TASK STATEMENT —
Would you output the whole listing below, exactly as it reads?

AVAILABLE RECORDS —
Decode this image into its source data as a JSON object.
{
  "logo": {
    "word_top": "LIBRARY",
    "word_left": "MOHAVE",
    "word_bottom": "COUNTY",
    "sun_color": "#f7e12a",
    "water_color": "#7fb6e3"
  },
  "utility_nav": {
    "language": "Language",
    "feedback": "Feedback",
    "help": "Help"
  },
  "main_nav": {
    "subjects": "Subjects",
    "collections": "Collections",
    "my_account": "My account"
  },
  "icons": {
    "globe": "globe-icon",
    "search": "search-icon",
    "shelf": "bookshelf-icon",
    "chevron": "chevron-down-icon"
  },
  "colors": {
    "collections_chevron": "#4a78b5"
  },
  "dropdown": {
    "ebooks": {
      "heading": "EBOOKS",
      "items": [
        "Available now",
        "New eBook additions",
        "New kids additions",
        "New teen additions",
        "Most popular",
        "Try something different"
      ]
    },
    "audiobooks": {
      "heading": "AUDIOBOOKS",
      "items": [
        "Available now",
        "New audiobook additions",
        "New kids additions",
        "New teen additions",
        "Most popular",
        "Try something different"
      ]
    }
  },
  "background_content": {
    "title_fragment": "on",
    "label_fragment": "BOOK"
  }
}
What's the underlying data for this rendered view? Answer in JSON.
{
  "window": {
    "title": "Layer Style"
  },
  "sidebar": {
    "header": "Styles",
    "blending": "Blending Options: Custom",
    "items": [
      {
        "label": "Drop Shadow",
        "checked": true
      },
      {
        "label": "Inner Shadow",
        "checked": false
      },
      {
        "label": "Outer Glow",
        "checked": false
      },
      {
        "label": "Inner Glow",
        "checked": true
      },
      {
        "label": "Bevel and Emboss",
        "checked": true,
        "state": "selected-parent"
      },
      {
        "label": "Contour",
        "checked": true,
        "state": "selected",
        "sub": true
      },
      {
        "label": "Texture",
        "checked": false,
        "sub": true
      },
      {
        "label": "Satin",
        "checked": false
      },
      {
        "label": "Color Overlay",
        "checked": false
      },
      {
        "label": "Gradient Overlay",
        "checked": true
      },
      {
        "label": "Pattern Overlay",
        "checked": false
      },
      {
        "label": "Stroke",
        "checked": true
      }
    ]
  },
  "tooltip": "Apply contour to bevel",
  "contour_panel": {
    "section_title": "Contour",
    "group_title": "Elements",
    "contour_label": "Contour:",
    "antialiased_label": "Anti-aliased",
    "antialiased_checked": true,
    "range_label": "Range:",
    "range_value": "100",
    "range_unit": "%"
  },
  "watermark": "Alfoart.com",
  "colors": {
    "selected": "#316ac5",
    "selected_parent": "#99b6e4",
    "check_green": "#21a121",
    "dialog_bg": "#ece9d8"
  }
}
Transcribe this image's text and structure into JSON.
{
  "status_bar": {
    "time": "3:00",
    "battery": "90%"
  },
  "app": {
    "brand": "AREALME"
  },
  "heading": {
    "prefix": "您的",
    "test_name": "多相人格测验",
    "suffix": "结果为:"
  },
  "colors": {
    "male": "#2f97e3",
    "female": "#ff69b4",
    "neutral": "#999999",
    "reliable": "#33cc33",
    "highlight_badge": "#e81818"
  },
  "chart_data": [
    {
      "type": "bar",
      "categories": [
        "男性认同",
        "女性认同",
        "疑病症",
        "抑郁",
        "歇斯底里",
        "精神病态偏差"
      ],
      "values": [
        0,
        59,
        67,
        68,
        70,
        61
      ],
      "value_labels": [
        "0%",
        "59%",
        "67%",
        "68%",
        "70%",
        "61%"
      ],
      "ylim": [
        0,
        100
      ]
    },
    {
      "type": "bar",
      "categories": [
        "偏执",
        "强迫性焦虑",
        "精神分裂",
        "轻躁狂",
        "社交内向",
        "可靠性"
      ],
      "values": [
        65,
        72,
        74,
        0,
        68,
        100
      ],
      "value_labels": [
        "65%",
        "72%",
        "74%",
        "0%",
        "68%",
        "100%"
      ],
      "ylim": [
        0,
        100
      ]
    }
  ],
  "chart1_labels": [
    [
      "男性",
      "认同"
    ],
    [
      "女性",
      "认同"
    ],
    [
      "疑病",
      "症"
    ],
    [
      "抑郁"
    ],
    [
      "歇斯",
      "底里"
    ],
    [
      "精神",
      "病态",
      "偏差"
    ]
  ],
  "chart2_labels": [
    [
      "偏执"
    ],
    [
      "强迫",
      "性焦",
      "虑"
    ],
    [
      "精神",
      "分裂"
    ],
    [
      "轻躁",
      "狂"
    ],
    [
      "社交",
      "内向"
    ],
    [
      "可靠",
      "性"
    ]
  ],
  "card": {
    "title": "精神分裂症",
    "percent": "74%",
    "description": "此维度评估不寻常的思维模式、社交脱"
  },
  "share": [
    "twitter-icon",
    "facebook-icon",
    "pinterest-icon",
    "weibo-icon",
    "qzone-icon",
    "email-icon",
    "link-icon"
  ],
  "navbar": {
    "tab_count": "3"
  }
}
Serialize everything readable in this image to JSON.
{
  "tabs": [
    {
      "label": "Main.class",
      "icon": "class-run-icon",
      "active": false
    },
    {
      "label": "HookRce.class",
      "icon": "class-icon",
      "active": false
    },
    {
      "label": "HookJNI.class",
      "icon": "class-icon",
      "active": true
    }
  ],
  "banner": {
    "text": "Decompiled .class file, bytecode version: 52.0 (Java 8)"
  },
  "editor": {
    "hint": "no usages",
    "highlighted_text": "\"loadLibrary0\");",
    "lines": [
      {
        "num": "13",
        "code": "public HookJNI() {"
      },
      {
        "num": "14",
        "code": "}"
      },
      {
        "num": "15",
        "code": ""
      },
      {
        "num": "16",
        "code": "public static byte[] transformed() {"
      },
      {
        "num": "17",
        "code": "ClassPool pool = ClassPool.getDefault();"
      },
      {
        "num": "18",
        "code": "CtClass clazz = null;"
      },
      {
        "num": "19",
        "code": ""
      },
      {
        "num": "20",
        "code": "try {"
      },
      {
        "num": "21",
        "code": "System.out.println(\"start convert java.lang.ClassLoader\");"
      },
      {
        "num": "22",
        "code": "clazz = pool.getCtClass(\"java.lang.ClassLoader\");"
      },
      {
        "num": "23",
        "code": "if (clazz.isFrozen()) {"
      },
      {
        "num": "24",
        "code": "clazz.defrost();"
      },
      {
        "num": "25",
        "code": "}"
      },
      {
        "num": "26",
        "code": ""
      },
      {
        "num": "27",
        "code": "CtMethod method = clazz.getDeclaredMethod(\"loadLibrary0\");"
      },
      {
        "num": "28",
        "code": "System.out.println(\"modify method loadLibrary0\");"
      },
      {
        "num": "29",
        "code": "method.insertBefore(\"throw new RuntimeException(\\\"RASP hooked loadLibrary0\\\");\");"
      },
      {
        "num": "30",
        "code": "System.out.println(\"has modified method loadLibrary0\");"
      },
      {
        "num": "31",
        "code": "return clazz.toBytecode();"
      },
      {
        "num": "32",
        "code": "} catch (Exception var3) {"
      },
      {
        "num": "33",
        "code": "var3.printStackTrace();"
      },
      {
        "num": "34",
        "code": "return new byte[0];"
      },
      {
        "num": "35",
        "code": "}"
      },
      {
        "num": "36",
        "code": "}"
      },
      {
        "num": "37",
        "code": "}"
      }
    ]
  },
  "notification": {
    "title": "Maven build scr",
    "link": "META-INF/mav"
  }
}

FULL RESPONSE —
Decode this image into its source data as a JSON object.
{
  "logo": {
    "word_top": "LIBRARY",
    "word_left": "MOHAVE",
    "word_bottom": "COUNTY",
    "sun_color": "#f7e12a",
    "water_color": "#7fb6e3"
  },
  "utility_nav": {
    "language": "Language",
    "feedback": "Feedback",
    "help": "Help"
  },
  "main_nav": {
    "subjects": "Subjects",
    "collections": "Collections",
    "my_account": "My account"
  },
  "icons": {
    "globe": "globe-icon",
    "search": "search-icon",
    "shelf": "bookshelf-icon",
    "chevron": "chevron-down-icon"
  },
  "colors": {
    "collections_chevron": "#4a78b5"
  },
  "dropdown": {
    "ebooks": {
      "heading": "EBOOKS",
      "items": [
        "Available now",
        "New eBook additions",
        "New kids additions",
        "New teen additions",
        "Most popular",
        "Try something different"
      ]
    },
    "audiobooks": {
      "heading": "AUDIOBOOKS",
      "items": [
        "Available now",
        "New audiobook additions",
        "New kids additions",
        "New teen additions",
        "Most popular",
        "Try something different"
      ]
    }
  },
  "background_content": {
    "title_fragment": "on",
    "label_fragment": "BOOK"
  }
}
What's the underlying data for this rendered view? Answer in JSON.
{
  "window": {
    "title": "Layer Style"
  },
  "sidebar": {
    "header": "Styles",
    "blending": "Blending Options: Custom",
    "items": [
      {
        "label": "Drop Shadow",
        "checked": true
      },
      {
        "label": "Inner Shadow",
        "checked": false
      },
      {
        "label": "Outer Glow",
        "checked": false
      },
      {
        "label": "Inner Glow",
        "checked": true
      },
      {
        "label": "Bevel and Emboss",
        "checked": true,
        "state": "selected-parent"
      },
      {
        "label": "Contour",
        "checked": true,
        "state": "selected",
        "sub": true
      },
      {
        "label": "Texture",
        "checked": false,
        "sub": true
      },
      {
        "label": "Satin",
        "checked": false
      },
      {
        "label": "Color Overlay",
        "checked": false
      },
      {
        "label": "Gradient Overlay",
        "checked": true
      },
      {
        "label": "Pattern Overlay",
        "checked": false
      },
      {
        "label": "Stroke",
        "checked": true
      }
    ]
  },
  "tooltip": "Apply contour to bevel",
  "contour_panel": {
    "section_title": "Contour",
    "group_title": "Elements",
    "contour_label": "Contour:",
    "antialiased_label": "Anti-aliased",
    "antialiased_checked": true,
    "range_label": "Range:",
    "range_value": "100",
    "range_unit": "%"
  },
  "watermark": "Alfoart.com",
  "colors": {
    "selected": "#316ac5",
    "selected_parent": "#99b6e4",
    "check_green": "#21a121",
    "dialog_bg": "#ece9d8"
  }
}
Transcribe this image's text and structure into JSON.
{
  "status_bar": {
    "time": "3:00",
    "battery": "90%"
  },
  "app": {
    "brand": "AREALME"
  },
  "heading": {
    "prefix": "您的",
    "test_name": "多相人格测验",
    "suffix": "结果为:"
  },
  "colors": {
    "male": "#2f97e3",
    "female": "#ff69b4",
    "neutral": "#999999",
    "reliable": "#33cc33",
    "highlight_badge": "#e81818"
  },
  "chart_data": [
    {
      "type": "bar",
      "categories": [
        "男性认同",
        "女性认同",
        "疑病症",
        "抑郁",
        "歇斯底里",
        "精神病态偏差"
      ],
      "values": [
        0,
        59,
        67,
        68,
        70,
        61
      ],
      "value_labels": [
        "0%",
        "59%",
        "67%",
        "68%",
        "70%",
        "61%"
      ],
      "ylim": [
        0,
        100
      ]
    },
    {
      "type": "bar",
      "categories": [
        "偏执",
        "强迫性焦虑",
        "精神分裂",
        "轻躁狂",
        "社交内向",
        "可靠性"
      ],
      "values": [
        65,
        72,
        74,
        0,
        68,
        100
      ],
      "value_labels": [
        "65%",
        "72%",
        "74%",
        "0%",
        "68%",
        "100%"
      ],
      "ylim": [
        0,
        100
      ]
    }
  ],
  "chart1_labels": [
    [
      "男性",
      "认同"
    ],
    [
      "女性",
      "认同"
    ],
    [
      "疑病",
      "症"
    ],
    [
      "抑郁"
    ],
    [
      "歇斯",
      "底里"
    ],
    [
      "精神",
      "病态",
      "偏差"
    ]
  ],
  "chart2_labels": [
    [
      "偏执"
    ],
    [
      "强迫",
      "性焦",
      "虑"
    ],
    [
      "精神",
      "分裂"
    ],
    [
      "轻躁",
      "狂"
    ],
    [
      "社交",
      "内向"
    ],
    [
      "可靠",
      "性"
    ]
  ],
  "card": {
    "title": "精神分裂症",
    "percent": "74%",
    "description": "此维度评估不寻常的思维模式、社交脱"
  },
  "share": [
    "twitter-icon",
    "facebook-icon",
    "pinterest-icon",
    "weibo-icon",
    "qzone-icon",
    "email-icon",
    "link-icon"
  ],
  "navbar": {
    "tab_count": "3"
  }
}
Serialize everything readable in this image to JSON.
{
  "tabs": [
    {
      "label": "Main.class",
      "icon": "class-run-icon",
      "active": false
    },
    {
      "label": "HookRce.class",
      "icon": "class-icon",
      "active": false
    },
    {
      "label": "HookJNI.class",
      "icon": "class-icon",
      "active": true
    }
  ],
  "banner": {
    "text": "Decompiled .class file, bytecode version: 52.0 (Java 8)"
  },
  "editor": {
    "hint": "no usages",
    "highlighted_text": "\"loadLibrary0\");",
    "lines": [
      {
        "num": "13",
        "code": "public HookJNI() {"
      },
      {
        "num": "14",
        "code": "}"
      },
      {
        "num": "15",
        "code": ""
      },
      {
        "num": "16",
        "code": "public static byte[] transformed() {"
      },
      {
        "num": "17",
        "code": "ClassPool pool = ClassPool.getDefault();"
      },
      {
        "num": "18",
        "code": "CtClass clazz = null;"
      },
      {
        "num": "19",
        "code": ""
      },
      {
        "num": "20",
        "code": "try {"
      },
      {
        "num": "21",
        "code": "System.out.println(\"start convert java.lang.ClassLoader\");"
      },
      {
        "num": "22",
        "code": "clazz = pool.getCtClass(\"java.lang.ClassLoader\");"
      },
      {
        "num": "23",
        "code": "if (clazz.isFrozen()) {"
      },
      {
        "num": "24",
        "code": "clazz.defrost();"
      },
      {
        "num": "25",
        "code": "}"
      },
      {
        "num": "26",
        "code": ""
      },
      {
        "num": "27",
        "code": "CtMethod method = clazz.getDeclaredMethod(\"loadLibrary0\");"
      },
      {
        "num": "28",
        "code": "System.out.println(\"modify method loadLibrary0\");"
      },
      {
        "num": "29",
        "code": "method.insertBefore(\"throw new RuntimeException(\\\"RASP hooked loadLibrary0\\\");\");"
      },
      {
        "num": "30",
        "code": "System.out.println(\"has modified method loadLibrary0\");"
      },
      {
        "num": "31",
        "code": "return clazz.toBytecode();"
      },
      {
        "num": "32",
        "code": "} catch (Exception var3) {"
      },
      {
        "num": "33",
        "code": "var3.printStackTrace();"
      },
      {
        "num": "34",
        "code": "return new byte[0];"
      },
      {
        "num": "35",
        "code": "}"
      },
      {
        "num": "36",
        "code": "}"
      },
      {
        "num": "37",
        "code": "}"
      }
    ]
  },
  "notification": {
    "title": "Maven build scr",
    "link": "META-INF/mav"
  }
}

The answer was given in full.